[Records contained in a dataset]
▬▬▬▬▬▬▬▬▬▬

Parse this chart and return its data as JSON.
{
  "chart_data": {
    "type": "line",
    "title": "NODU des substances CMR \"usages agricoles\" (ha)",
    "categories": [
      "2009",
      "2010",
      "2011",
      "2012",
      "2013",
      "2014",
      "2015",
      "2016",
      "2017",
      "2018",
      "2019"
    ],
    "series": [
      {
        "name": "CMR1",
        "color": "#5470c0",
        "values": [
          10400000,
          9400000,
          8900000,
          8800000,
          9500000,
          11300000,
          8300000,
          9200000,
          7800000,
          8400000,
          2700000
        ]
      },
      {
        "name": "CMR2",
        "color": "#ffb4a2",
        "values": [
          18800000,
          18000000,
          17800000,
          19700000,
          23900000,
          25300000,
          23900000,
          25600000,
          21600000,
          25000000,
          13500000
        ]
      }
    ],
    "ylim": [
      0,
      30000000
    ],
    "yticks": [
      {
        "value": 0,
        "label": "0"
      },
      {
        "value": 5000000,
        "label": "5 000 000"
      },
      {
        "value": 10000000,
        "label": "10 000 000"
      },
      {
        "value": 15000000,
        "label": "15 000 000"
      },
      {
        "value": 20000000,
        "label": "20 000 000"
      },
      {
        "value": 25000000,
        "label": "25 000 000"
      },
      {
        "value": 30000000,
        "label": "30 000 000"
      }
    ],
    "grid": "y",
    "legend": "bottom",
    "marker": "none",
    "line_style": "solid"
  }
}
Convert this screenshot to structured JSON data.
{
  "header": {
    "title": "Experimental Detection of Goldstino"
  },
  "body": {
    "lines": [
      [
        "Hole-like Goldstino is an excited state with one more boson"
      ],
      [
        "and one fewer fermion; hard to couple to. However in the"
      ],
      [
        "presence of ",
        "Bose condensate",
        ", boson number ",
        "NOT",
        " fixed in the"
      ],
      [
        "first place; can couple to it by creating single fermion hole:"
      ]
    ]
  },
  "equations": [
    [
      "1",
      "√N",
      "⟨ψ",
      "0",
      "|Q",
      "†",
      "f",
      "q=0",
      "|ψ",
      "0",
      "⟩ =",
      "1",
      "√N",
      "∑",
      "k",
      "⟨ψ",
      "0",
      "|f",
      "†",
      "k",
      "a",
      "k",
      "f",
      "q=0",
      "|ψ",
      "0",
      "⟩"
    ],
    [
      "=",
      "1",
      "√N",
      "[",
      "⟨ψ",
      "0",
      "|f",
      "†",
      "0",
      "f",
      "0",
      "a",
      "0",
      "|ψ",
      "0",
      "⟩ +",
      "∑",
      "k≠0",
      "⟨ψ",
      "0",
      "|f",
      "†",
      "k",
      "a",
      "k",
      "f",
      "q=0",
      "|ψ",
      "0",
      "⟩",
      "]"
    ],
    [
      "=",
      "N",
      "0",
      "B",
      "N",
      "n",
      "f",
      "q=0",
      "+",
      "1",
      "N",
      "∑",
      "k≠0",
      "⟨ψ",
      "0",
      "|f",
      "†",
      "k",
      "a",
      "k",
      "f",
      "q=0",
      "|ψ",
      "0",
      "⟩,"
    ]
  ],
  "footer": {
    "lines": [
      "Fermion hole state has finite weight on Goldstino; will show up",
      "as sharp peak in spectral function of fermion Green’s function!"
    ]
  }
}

▬▬▬▬▬▬▬▬▬▬

→ **Task description**:
Write every record out again, unaltered.

→ **Result of the exercise**:
Parse this chart and return its data as JSON.
{
  "chart_data": {
    "type": "line",
    "title": "NODU des substances CMR \"usages agricoles\" (ha)",
    "categories": [
      "2009",
      "2010",
      "2011",
      "2012",
      "2013",
      "2014",
      "2015",
      "2016",
      "2017",
      "2018",
      "2019"
    ],
    "series": [
      {
        "name": "CMR1",
        "color": "#5470c0",
        "values": [
          10400000,
          9400000,
          8900000,
          8800000,
          9500000,
          11300000,
          8300000,
          9200000,
          7800000,
          8400000,
          2700000
        ]
      },
      {
        "name": "CMR2",
        "color": "#ffb4a2",
        "values": [
          18800000,
          18000000,
          17800000,
          19700000,
          23900000,
          25300000,
          23900000,
          25600000,
          21600000,
          25000000,
          13500000
        ]
      }
    ],
    "ylim": [
      0,
      30000000
    ],
    "yticks": [
      {
        "value": 0,
        "label": "0"
      },
      {
        "value": 5000000,
        "label": "5 000 000"
      },
      {
        "value": 10000000,
        "label": "10 000 000"
      },
      {
        "value": 15000000,
        "label": "15 000 000"
      },
      {
        "value": 20000000,
        "label": "20 000 000"
      },
      {
        "value": 25000000,
        "label": "25 000 000"
      },
      {
        "value": 30000000,
        "label": "30 000 000"
      }
    ],
    "grid": "y",
    "legend": "bottom",
    "marker": "none",
    "line_style": "solid"
  }
}
Convert this screenshot to structured JSON data.
{
  "header": {
    "title": "Experimental Detection of Goldstino"
  },
  "body": {
    "lines": [
      [
        "Hole-like Goldstino is an excited state with one more boson"
      ],
      [
        "and one fewer fermion; hard to couple to. However in the"
      ],
      [
        "presence of ",
        "Bose condensate",
        ", boson number ",
        "NOT",
        " fixed in the"
      ],
      [
        "first place; can couple to it by creating single fermion hole:"
      ]
    ]
  },
  "equations": [
    [
      "1",
      "√N",
      "⟨ψ",
      "0",
      "|Q",
      "†",
      "f",
      "q=0",
      "|ψ",
      "0",
      "⟩ =",
      "1",
      "√N",
      "∑",
      "k",
      "⟨ψ",
      "0",
      "|f",
      "†",
      "k",
      "a",
      "k",
      "f",
      "q=0",
      "|ψ",
      "0",
      "⟩"
    ],
    [
      "=",
      "1",
      "√N",
      "[",
      "⟨ψ",
      "0",
      "|f",
      "†",
      "0",
      "f",
      "0",
      "a",
      "0",
      "|ψ",
      "0",
      "⟩ +",
      "∑",
      "k≠0",
      "⟨ψ",
      "0",
      "|f",
      "†",
      "k",
      "a",
      "k",
      "f",
      "q=0",
      "|ψ",
      "0",
      "⟩",
      "]"
    ],
    [
      "=",
      "N",
      "0",
      "B",
      "N",
      "n",
      "f",
      "q=0",
      "+",
      "1",
      "N",
      "∑",
      "k≠0",
      "⟨ψ",
      "0",
      "|f",
      "†",
      "k",
      "a",
      "k",
      "f",
      "q=0",
      "|ψ",
      "0",
      "⟩,"
    ]
  ],
  "footer": {
    "lines": [
      "Fermion hole state has finite weight on Goldstino; will show up",
      "as sharp peak in spectral function of fermion Green’s function!"
    ]
  }
}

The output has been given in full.